| Goal |
Which lines below hold the word "ANZAHL"? Copy all of them.

| Material to process |
....
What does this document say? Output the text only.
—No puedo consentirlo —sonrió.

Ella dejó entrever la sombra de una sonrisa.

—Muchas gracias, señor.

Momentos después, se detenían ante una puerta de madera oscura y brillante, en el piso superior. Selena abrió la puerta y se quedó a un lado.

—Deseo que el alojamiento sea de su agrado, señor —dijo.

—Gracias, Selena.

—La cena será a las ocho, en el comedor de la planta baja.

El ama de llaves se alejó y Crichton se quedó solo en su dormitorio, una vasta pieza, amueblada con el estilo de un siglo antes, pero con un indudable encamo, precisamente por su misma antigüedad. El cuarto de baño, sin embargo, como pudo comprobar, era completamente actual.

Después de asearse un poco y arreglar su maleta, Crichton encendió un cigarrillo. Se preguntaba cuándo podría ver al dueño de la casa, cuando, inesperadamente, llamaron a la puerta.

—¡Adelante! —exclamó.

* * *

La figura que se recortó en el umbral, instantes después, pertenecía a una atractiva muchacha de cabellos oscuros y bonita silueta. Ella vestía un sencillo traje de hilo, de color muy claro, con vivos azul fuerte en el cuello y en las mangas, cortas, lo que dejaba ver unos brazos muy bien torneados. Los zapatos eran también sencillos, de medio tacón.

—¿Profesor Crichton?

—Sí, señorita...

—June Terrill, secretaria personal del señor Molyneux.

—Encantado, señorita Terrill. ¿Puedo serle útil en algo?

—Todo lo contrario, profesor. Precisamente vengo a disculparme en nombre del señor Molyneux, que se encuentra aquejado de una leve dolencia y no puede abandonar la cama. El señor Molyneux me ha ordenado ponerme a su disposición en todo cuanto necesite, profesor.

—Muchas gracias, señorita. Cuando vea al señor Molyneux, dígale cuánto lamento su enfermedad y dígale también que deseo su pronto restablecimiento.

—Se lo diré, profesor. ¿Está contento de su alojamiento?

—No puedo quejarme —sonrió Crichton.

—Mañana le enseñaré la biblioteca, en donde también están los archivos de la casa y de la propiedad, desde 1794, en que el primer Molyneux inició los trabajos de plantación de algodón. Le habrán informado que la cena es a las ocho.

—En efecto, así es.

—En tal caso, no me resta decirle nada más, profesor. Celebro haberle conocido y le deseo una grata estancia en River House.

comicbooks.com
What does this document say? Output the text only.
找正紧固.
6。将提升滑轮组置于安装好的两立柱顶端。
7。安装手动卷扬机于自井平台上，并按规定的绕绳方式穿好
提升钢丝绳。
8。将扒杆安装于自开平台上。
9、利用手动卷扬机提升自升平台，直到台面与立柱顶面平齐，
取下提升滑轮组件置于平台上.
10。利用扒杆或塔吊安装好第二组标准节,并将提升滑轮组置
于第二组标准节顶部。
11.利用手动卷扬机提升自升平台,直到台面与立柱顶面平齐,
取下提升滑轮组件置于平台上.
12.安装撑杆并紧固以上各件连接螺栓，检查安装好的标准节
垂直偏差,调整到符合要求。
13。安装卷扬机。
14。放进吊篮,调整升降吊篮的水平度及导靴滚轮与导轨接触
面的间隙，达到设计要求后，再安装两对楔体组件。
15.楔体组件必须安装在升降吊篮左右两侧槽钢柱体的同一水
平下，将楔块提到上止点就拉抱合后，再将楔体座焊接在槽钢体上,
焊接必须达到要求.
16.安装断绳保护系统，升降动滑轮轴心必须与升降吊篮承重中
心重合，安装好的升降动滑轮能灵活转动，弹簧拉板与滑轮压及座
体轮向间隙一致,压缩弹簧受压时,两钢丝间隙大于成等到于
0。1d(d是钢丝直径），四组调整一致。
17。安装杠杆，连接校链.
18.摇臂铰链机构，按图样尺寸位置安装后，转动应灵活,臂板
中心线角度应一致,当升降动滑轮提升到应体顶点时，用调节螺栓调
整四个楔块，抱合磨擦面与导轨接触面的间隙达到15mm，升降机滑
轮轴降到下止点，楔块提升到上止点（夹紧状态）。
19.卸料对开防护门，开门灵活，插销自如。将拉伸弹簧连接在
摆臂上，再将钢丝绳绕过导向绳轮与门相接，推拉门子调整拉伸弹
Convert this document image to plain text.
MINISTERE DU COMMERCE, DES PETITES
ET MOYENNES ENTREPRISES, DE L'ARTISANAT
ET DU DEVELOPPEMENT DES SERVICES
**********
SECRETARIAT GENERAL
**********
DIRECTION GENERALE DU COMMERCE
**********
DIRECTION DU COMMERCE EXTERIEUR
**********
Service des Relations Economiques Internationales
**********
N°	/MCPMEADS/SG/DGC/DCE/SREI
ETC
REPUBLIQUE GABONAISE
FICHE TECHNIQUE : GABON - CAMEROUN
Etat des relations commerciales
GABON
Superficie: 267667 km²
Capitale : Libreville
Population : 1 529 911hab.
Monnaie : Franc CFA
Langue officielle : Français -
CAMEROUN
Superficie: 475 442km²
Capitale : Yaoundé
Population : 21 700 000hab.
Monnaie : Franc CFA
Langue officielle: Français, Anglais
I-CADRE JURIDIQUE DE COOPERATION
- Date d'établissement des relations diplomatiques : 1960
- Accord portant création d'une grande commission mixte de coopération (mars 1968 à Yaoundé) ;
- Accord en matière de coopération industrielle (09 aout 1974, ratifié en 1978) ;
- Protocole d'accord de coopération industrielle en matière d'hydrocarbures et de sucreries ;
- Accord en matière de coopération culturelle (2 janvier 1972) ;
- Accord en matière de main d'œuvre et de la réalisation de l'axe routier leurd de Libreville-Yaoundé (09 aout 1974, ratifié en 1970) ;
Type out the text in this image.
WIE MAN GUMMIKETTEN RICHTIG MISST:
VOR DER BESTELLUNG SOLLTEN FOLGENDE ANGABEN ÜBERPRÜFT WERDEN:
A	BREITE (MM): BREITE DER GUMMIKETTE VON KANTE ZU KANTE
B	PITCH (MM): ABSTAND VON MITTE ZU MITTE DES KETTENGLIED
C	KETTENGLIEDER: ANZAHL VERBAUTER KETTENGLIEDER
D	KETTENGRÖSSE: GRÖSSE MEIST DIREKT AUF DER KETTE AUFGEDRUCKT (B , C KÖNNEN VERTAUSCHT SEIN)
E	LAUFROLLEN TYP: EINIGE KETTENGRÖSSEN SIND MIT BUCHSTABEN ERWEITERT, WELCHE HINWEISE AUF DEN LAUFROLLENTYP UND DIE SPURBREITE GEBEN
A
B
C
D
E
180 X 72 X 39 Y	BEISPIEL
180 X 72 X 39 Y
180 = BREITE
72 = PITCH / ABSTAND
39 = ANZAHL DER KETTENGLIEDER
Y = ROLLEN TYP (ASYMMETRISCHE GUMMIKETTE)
....
| Solution |
C	KETTENGLIEDER: ANZAHL VERBAUTER KETTENGLIEDER
39 = ANZAHL DER KETTENGLIEDER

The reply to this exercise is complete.